→ Instructions to follow
In the entries below, put the stretch of lines from the one containing "edit-file-icon[interactable] [142,51,167,75]" through the one containing "cell-a3[interactable] [31,218,105,238]", both included, into a JSON list of strings with one string per line and blank lines left out. Include no other lines.

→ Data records
━━━━━━━━━━━━━━━━
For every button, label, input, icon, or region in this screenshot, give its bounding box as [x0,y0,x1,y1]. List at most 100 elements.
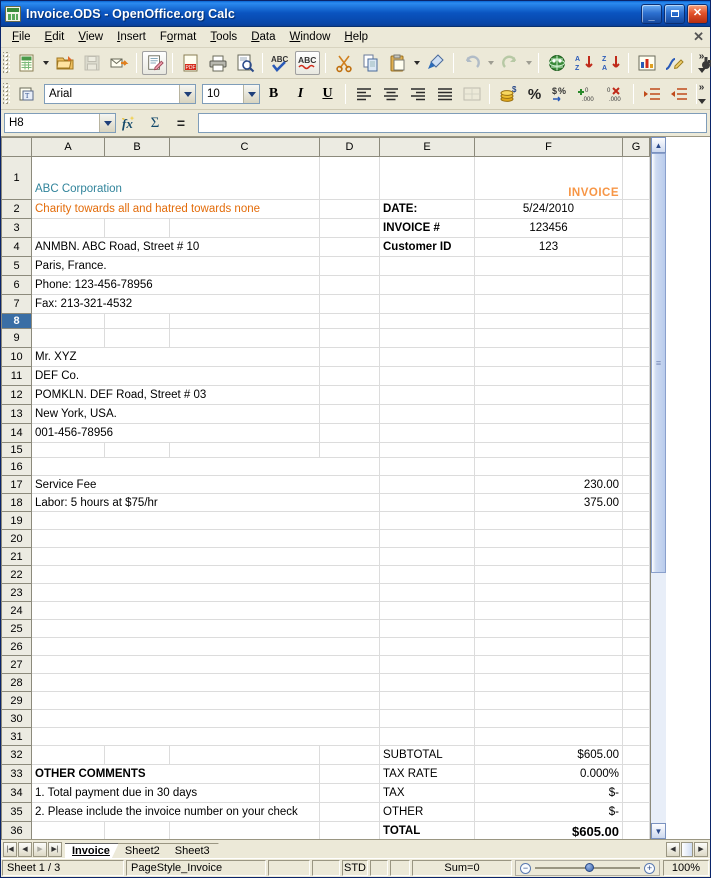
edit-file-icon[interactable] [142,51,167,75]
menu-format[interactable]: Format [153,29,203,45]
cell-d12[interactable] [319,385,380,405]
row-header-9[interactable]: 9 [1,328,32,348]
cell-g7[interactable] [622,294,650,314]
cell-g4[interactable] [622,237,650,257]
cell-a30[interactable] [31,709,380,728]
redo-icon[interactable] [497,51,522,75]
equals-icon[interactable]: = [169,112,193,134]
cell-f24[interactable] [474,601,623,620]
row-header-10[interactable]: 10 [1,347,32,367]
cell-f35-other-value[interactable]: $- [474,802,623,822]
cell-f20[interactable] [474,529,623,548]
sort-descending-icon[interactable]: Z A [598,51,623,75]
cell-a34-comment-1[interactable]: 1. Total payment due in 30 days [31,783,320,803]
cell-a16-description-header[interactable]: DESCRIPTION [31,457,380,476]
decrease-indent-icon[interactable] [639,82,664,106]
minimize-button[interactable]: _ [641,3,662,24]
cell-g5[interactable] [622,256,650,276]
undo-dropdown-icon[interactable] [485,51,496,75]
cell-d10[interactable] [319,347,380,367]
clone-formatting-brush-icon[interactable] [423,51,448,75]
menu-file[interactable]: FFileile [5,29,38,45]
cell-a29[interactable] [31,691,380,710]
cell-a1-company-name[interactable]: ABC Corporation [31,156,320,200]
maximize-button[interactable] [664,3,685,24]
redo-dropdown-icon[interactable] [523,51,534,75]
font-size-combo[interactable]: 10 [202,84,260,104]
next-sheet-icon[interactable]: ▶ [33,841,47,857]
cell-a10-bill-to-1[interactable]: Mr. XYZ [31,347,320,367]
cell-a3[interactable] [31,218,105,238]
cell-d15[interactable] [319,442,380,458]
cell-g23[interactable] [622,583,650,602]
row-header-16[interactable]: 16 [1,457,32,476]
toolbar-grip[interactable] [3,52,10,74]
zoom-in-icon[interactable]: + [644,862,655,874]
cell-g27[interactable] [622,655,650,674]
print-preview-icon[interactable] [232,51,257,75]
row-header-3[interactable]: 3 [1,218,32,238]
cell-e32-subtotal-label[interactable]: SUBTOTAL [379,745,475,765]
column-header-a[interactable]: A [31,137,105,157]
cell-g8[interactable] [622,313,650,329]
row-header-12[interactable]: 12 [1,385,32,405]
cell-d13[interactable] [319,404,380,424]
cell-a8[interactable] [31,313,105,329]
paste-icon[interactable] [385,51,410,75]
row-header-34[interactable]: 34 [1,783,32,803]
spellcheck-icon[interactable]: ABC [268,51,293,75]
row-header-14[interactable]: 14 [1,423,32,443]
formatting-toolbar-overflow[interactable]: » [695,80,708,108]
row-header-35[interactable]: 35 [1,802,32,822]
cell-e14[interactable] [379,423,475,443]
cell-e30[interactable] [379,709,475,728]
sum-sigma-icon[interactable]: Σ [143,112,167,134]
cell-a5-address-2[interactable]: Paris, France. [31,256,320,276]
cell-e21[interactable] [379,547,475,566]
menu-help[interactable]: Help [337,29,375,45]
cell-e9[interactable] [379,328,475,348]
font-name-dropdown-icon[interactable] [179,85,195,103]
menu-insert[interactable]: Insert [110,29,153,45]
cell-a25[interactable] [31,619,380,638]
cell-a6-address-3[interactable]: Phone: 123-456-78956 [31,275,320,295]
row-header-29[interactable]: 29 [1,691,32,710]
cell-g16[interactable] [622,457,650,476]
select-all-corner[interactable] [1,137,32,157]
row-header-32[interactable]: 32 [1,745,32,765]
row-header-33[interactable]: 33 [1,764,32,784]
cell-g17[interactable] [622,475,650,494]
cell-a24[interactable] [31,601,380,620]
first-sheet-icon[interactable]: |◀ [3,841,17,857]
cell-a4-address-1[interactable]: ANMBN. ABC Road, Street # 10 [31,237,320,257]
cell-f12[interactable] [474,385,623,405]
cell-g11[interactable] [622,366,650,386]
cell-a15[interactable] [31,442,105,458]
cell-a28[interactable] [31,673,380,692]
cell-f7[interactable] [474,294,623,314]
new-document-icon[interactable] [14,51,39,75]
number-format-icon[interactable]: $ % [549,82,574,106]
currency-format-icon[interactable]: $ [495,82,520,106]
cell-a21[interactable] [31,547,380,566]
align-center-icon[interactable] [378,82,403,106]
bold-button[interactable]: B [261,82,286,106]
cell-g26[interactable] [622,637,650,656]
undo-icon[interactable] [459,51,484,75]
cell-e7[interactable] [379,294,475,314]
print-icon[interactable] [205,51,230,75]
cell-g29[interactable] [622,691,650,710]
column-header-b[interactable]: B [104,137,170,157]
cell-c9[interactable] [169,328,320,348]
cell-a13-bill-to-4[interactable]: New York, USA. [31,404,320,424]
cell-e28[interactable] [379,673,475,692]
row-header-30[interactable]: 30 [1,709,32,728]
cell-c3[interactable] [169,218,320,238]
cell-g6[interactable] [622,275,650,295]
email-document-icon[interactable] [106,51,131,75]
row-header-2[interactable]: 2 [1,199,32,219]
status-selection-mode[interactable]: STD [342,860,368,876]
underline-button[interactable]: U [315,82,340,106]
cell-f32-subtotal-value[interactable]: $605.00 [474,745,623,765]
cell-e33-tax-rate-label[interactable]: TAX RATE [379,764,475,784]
━━━━━━━━━━━━━━━━
→ Response to the exercise
[
  "edit-file-icon[interactable] [142,51,167,75]",
  "menu-format[interactable]: Format [153,29,203,45]",
  "cell-d12[interactable] [319,385,380,405]",
  "row-header-9[interactable]: 9 [1,328,32,348]",
  "cell-g7[interactable] [622,294,650,314]",
  "cell-g4[interactable] [622,237,650,257]",
  "cell-a30[interactable] [31,709,380,728]",
  "redo-icon[interactable] [497,51,522,75]",
  "equals-icon[interactable]: = [169,112,193,134]",
  "cell-f24[interactable] [474,601,623,620]",
  "row-header-10[interactable]: 10 [1,347,32,367]",
  "cell-f35-other-value[interactable]: $- [474,802,623,822]",
  "cell-f20[interactable] [474,529,623,548]",
  "sort-descending-icon[interactable]: Z A [598,51,623,75]",
  "cell-a34-comment-1[interactable]: 1. Total payment due in 30 days [31,783,320,803]",
  "cell-a16-description-header[interactable]: DESCRIPTION [31,457,380,476]",
  "decrease-indent-icon[interactable] [639,82,664,106]",
  "minimize-button[interactable]: _ [641,3,662,24]",
  "cell-g5[interactable] [622,256,650,276]",
  "undo-dropdown-icon[interactable] [485,51,496,75]",
  "cell-d10[interactable] [319,347,380,367]",
  "clone-formatting-brush-icon[interactable] [423,51,448,75]",
  "menu-file[interactable]: FFileile [5,29,38,45]",
  "cell-a29[interactable] [31,691,380,710]",
  "cell-a1-company-name[interactable]: ABC Corporation [31,156,320,200]",
  "maximize-button[interactable] [664,3,685,24]",
  "redo-dropdown-icon[interactable] [523,51,534,75]",
  "font-size-combo[interactable]: 10 [202,84,260,104]",
  "next-sheet-icon[interactable]: ▶ [33,841,47,857]",
  "cell-a10-bill-to-1[interactable]: Mr. XYZ [31,347,320,367]",
  "cell-a3[interactable] [31,218,105,238]"
]